- Stated exercise -
Rewrite the entries below with every "interactable" changed to "clickable" and everything else unchanged. Leave out the pictures.

- Data rows -
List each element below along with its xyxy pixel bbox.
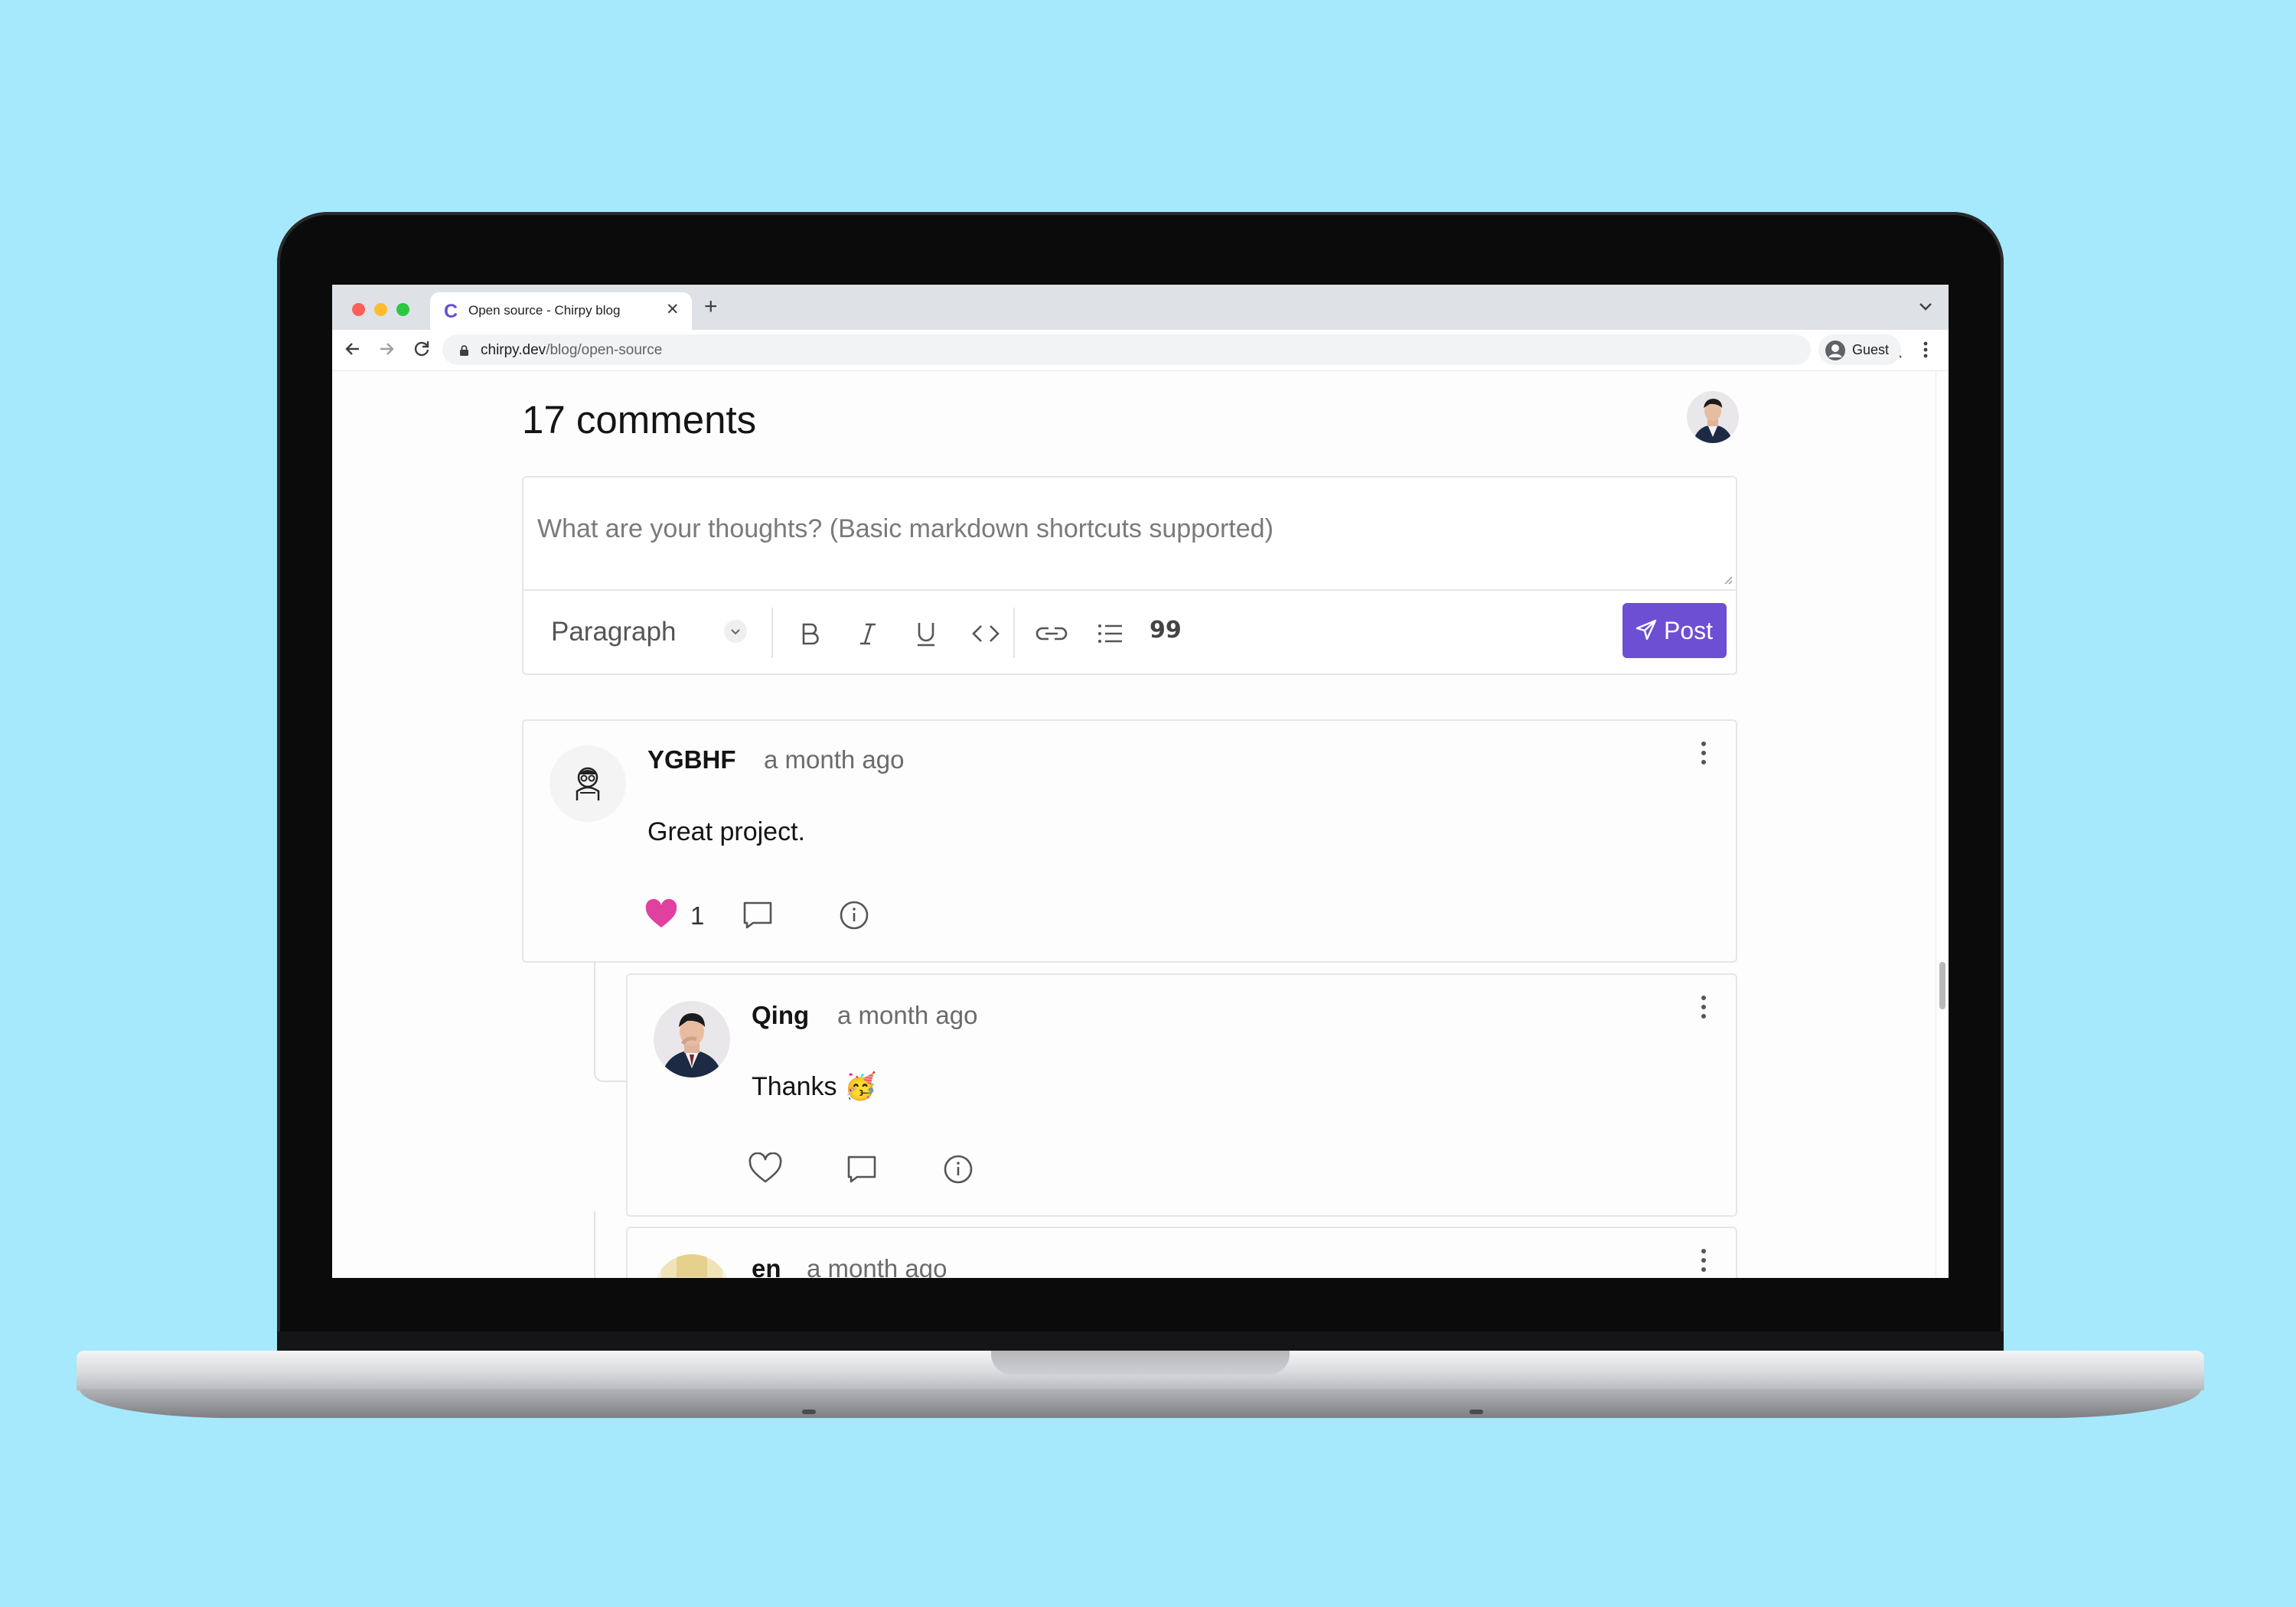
send-icon (1636, 619, 1657, 641)
back-icon[interactable] (343, 339, 363, 359)
tab-search-chevron-icon[interactable] (1918, 300, 1933, 316)
comment-author[interactable]: YGBHF (647, 745, 736, 774)
comment-card: YGBHF a month ago Great project. 1 (522, 719, 1737, 963)
heart-icon[interactable] (748, 1152, 782, 1186)
favicon-icon: C (444, 301, 458, 322)
block-type-select[interactable]: Paragraph (551, 612, 758, 650)
tab-strip: C Open source - Chirpy blog ✕ + (332, 285, 1949, 330)
post-button[interactable]: Post (1623, 603, 1727, 658)
reload-icon[interactable] (412, 339, 432, 359)
page-content: 17 comments Paragraph (332, 371, 1949, 1278)
close-tab-icon[interactable]: ✕ (666, 300, 680, 319)
url-text: chirpy.dev/blog/open-source (481, 342, 662, 359)
comments-heading: 17 comments (522, 398, 757, 442)
comment-author[interactable]: Qing (752, 1001, 809, 1030)
current-user-avatar[interactable] (1687, 391, 1739, 443)
reply-icon[interactable] (741, 898, 775, 932)
block-type-label: Paragraph (551, 617, 677, 647)
toolbar-divider (1013, 608, 1015, 658)
like-button-icon[interactable] (644, 898, 678, 932)
comment-input[interactable] (523, 478, 1736, 589)
maximize-window-button[interactable] (396, 303, 409, 316)
new-tab-icon[interactable]: + (704, 294, 718, 320)
info-icon[interactable] (837, 898, 871, 932)
info-icon[interactable] (941, 1152, 975, 1186)
bullet-list-icon[interactable] (1094, 618, 1125, 649)
italic-icon[interactable] (853, 618, 883, 649)
scrollbar[interactable] (1936, 371, 1949, 1278)
forward-icon[interactable] (377, 339, 396, 359)
thread-connector (594, 961, 626, 1082)
comment-body: Thanks 🥳 (752, 1072, 877, 1101)
laptop-notch (991, 1351, 1290, 1375)
user-avatar[interactable] (550, 745, 626, 822)
comment-editor: Paragraph (522, 476, 1737, 675)
comment-card: Qing a month ago Thanks 🥳 (626, 973, 1737, 1217)
comment-body: Great project. (647, 817, 805, 846)
browser-tab[interactable]: C Open source - Chirpy blog ✕ (430, 292, 692, 330)
url-host: chirpy.dev (481, 342, 546, 358)
laptop-foot (802, 1410, 816, 1414)
comment-time[interactable]: a month ago (764, 745, 904, 774)
more-options-icon[interactable] (1696, 736, 1711, 770)
address-bar[interactable]: chirpy.dev/blog/open-source (442, 334, 1902, 365)
more-options-icon[interactable] (1696, 990, 1711, 1024)
reply-icon[interactable] (845, 1152, 879, 1186)
code-icon[interactable] (970, 618, 1001, 649)
url-path: /blog/open-source (546, 342, 663, 358)
browser-window: C Open source - Chirpy blog ✕ + chirpy.d… (332, 285, 1949, 1278)
comment-time[interactable]: a month ago (837, 1001, 977, 1030)
more-options-icon[interactable] (1696, 1244, 1711, 1277)
profile-label: Guest (1852, 342, 1890, 357)
chevron-down-icon (724, 620, 747, 643)
bold-icon[interactable] (794, 618, 825, 649)
like-count: 1 (690, 901, 705, 930)
minimize-window-button[interactable] (374, 303, 387, 316)
comment-time[interactable]: a month ago (807, 1254, 947, 1278)
scrollbar-thumb[interactable] (1939, 962, 1945, 1009)
link-icon[interactable] (1033, 618, 1070, 649)
profile-button[interactable]: Guest (1818, 334, 1901, 365)
toolbar-divider (771, 608, 773, 658)
comment-card: en a month ago (626, 1227, 1737, 1278)
profile-icon (1825, 341, 1845, 360)
comment-author[interactable]: en (752, 1254, 781, 1278)
browser-toolbar: chirpy.dev/blog/open-source Guest (332, 330, 1949, 371)
resize-handle-icon[interactable] (1724, 575, 1733, 585)
thread-connector (594, 1211, 595, 1278)
laptop-foot (1469, 1410, 1483, 1414)
underline-icon[interactable] (911, 618, 941, 649)
close-window-button[interactable] (352, 303, 365, 316)
quote-icon[interactable]: 99 (1150, 617, 1182, 647)
lock-icon[interactable] (459, 344, 469, 357)
user-avatar[interactable] (654, 1254, 730, 1278)
browser-menu-icon[interactable] (1923, 339, 1929, 360)
post-label: Post (1664, 617, 1714, 644)
editor-toolbar: Paragraph 99 Post (523, 589, 1736, 673)
laptop-base-edge (80, 1389, 2201, 1418)
user-avatar[interactable] (654, 1001, 730, 1077)
tab-title: Open source - Chirpy blog (468, 303, 621, 318)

- Exercise solution -
List each element below along with its xyxy pixel bbox.
send-icon (1636, 619, 1657, 641)
back-icon[clickable] (343, 339, 363, 359)
tab-search-chevron-icon[clickable] (1918, 300, 1933, 316)
comment-author[clickable]: YGBHF (647, 745, 736, 774)
comment-card: YGBHF a month ago Great project. 1 (522, 719, 1737, 963)
heart-icon[clickable] (748, 1152, 782, 1186)
favicon-icon: C (444, 301, 458, 322)
block-type-select[clickable]: Paragraph (551, 612, 758, 650)
tab-strip: C Open source - Chirpy blog ✕ + (332, 285, 1949, 330)
post-button[clickable]: Post (1623, 603, 1727, 658)
reload-icon[clickable] (412, 339, 432, 359)
page-content: 17 comments Paragraph (332, 371, 1949, 1278)
close-tab-icon[clickable]: ✕ (666, 300, 680, 319)
url-text: chirpy.dev/blog/open-source (481, 342, 662, 359)
comments-heading: 17 comments (522, 398, 757, 442)
comment-author[clickable]: Qing (752, 1001, 809, 1030)
current-user-avatar[clickable] (1687, 391, 1739, 443)
reply-icon[clickable] (741, 898, 775, 932)
block-type-label: Paragraph (551, 617, 677, 647)
toolbar-divider (1013, 608, 1015, 658)
like-button-icon[clickable] (644, 898, 678, 932)
comment-input[clickable] (523, 478, 1736, 589)
maximize-window-button[clickable] (396, 303, 409, 316)
new-tab-icon[clickable]: + (704, 294, 718, 320)
info-icon[clickable] (837, 898, 871, 932)
info-icon[clickable] (941, 1152, 975, 1186)
bullet-list-icon[clickable] (1094, 618, 1125, 649)
italic-icon[clickable] (853, 618, 883, 649)
scrollbar[clickable] (1936, 371, 1949, 1278)
forward-icon[clickable] (377, 339, 396, 359)
thread-connector (594, 961, 626, 1082)
comment-body: Thanks 🥳 (752, 1072, 877, 1101)
laptop-notch (991, 1351, 1290, 1375)
user-avatar[clickable] (550, 745, 626, 822)
comment-editor: Paragraph (522, 476, 1737, 675)
comment-card: Qing a month ago Thanks 🥳 (626, 973, 1737, 1217)
comment-body: Great project. (647, 817, 805, 846)
browser-tab[clickable]: C Open source - Chirpy blog ✕ (430, 292, 692, 330)
url-host: chirpy.dev (481, 342, 546, 358)
laptop-foot (802, 1410, 816, 1414)
comment-time[clickable]: a month ago (764, 745, 904, 774)
more-options-icon[clickable] (1696, 736, 1711, 770)
address-bar[clickable]: chirpy.dev/blog/open-source (442, 334, 1902, 365)
more-options-icon[clickable] (1696, 990, 1711, 1024)
reply-icon[clickable] (845, 1152, 879, 1186)
code-icon[clickable] (970, 618, 1001, 649)
url-path: /blog/open-source (546, 342, 663, 358)
browser-window: C Open source - Chirpy blog ✕ + chirpy.d… (332, 285, 1949, 1278)
comment-time[clickable]: a month ago (837, 1001, 977, 1030)
more-options-icon[clickable] (1696, 1244, 1711, 1277)
profile-label: Guest (1852, 342, 1890, 357)
chevron-down-icon (724, 620, 747, 643)
bold-icon[clickable] (794, 618, 825, 649)
like-count: 1 (690, 901, 705, 930)
minimize-window-button[clickable] (374, 303, 387, 316)
comment-time[clickable]: a month ago (807, 1254, 947, 1278)
scrollbar-thumb[clickable] (1939, 962, 1945, 1009)
link-icon[clickable] (1033, 618, 1070, 649)
profile-button[clickable]: Guest (1818, 334, 1901, 365)
toolbar-divider (771, 608, 773, 658)
comment-card: en a month ago (626, 1227, 1737, 1278)
profile-icon (1825, 341, 1845, 360)
comment-author[clickable]: en (752, 1254, 781, 1278)
browser-toolbar: chirpy.dev/blog/open-source Guest (332, 330, 1949, 371)
resize-handle-icon[clickable] (1724, 575, 1733, 585)
thread-connector (594, 1211, 595, 1278)
laptop-foot (1469, 1410, 1483, 1414)
underline-icon[clickable] (911, 618, 941, 649)
close-window-button[clickable] (352, 303, 365, 316)
quote-icon[clickable]: 99 (1150, 617, 1182, 647)
lock-icon[clickable] (459, 344, 469, 357)
user-avatar[clickable] (654, 1254, 730, 1278)
browser-menu-icon[clickable] (1923, 339, 1929, 360)
post-label: Post (1664, 617, 1714, 644)
editor-toolbar: Paragraph 99 Post (523, 589, 1736, 673)
laptop-base-edge (80, 1389, 2201, 1418)
user-avatar[clickable] (654, 1001, 730, 1077)
tab-title: Open source - Chirpy blog (468, 303, 621, 318)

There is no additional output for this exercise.